** WHAT TO DO **
Separate out the lines that hold "FEDERAL".

....................

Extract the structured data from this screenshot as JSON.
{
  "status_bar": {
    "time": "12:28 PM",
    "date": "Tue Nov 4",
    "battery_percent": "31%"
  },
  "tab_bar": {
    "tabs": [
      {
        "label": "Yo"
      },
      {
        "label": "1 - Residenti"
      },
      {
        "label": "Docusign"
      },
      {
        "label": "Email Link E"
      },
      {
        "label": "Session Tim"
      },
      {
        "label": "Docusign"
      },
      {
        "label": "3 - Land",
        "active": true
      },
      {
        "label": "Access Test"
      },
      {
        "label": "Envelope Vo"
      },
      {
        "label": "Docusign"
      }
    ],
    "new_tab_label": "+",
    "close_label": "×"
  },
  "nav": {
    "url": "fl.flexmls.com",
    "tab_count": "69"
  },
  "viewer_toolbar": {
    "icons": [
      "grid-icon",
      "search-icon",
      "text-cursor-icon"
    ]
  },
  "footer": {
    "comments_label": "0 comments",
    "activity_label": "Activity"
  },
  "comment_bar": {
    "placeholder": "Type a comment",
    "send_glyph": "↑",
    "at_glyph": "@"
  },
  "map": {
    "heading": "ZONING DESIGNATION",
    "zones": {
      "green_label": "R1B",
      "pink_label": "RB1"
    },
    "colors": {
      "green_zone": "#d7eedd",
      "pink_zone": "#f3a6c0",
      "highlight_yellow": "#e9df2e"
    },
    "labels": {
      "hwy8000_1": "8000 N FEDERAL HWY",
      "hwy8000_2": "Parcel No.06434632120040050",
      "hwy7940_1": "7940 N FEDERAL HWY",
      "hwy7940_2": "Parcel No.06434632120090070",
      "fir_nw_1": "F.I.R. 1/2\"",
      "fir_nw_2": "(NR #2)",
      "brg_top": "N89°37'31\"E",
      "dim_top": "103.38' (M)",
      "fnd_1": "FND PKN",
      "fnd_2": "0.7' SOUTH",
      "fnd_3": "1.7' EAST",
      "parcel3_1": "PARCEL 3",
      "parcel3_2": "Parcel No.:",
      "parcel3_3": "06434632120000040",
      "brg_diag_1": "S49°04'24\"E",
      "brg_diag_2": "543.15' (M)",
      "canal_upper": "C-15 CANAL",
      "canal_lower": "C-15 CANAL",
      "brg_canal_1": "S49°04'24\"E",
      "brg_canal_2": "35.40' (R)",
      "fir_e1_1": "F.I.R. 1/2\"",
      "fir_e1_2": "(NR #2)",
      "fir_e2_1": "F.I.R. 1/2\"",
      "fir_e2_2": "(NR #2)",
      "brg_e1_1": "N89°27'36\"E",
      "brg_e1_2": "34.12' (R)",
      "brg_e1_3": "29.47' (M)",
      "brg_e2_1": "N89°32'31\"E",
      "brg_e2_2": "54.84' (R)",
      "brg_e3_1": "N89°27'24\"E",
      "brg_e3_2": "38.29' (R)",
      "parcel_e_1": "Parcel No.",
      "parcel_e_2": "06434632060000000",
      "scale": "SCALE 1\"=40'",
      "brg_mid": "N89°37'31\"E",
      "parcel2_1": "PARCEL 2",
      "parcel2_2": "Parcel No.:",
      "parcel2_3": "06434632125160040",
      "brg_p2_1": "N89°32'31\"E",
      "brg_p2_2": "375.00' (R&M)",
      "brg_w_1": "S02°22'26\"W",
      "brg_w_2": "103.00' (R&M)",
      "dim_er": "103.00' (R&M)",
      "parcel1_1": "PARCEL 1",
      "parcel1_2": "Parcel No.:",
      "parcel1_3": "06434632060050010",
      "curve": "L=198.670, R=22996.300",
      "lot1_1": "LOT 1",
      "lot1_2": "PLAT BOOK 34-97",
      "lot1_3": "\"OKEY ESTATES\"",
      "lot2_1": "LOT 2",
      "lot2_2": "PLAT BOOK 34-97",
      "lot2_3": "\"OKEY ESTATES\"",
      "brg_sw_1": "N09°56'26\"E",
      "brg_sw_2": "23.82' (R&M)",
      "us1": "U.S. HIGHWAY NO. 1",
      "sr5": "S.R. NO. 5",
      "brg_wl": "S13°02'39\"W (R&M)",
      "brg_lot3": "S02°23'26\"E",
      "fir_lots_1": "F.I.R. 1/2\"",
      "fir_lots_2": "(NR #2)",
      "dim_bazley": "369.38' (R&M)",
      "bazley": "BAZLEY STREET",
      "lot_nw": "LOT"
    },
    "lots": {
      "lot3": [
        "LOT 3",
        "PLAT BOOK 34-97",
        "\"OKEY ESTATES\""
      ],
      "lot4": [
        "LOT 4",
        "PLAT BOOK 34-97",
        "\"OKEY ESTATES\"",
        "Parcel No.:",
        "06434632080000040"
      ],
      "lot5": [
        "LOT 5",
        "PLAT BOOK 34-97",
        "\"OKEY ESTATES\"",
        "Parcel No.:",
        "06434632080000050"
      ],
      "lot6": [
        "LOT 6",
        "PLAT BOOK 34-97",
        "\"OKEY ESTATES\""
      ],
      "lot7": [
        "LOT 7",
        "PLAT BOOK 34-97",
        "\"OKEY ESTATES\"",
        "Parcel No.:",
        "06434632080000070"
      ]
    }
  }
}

....................

** RESULT OF THIS EXERCISE **
      "hwy8000_1": "8000 N FEDERAL HWY",
      "hwy7940_1": "7940 N FEDERAL HWY",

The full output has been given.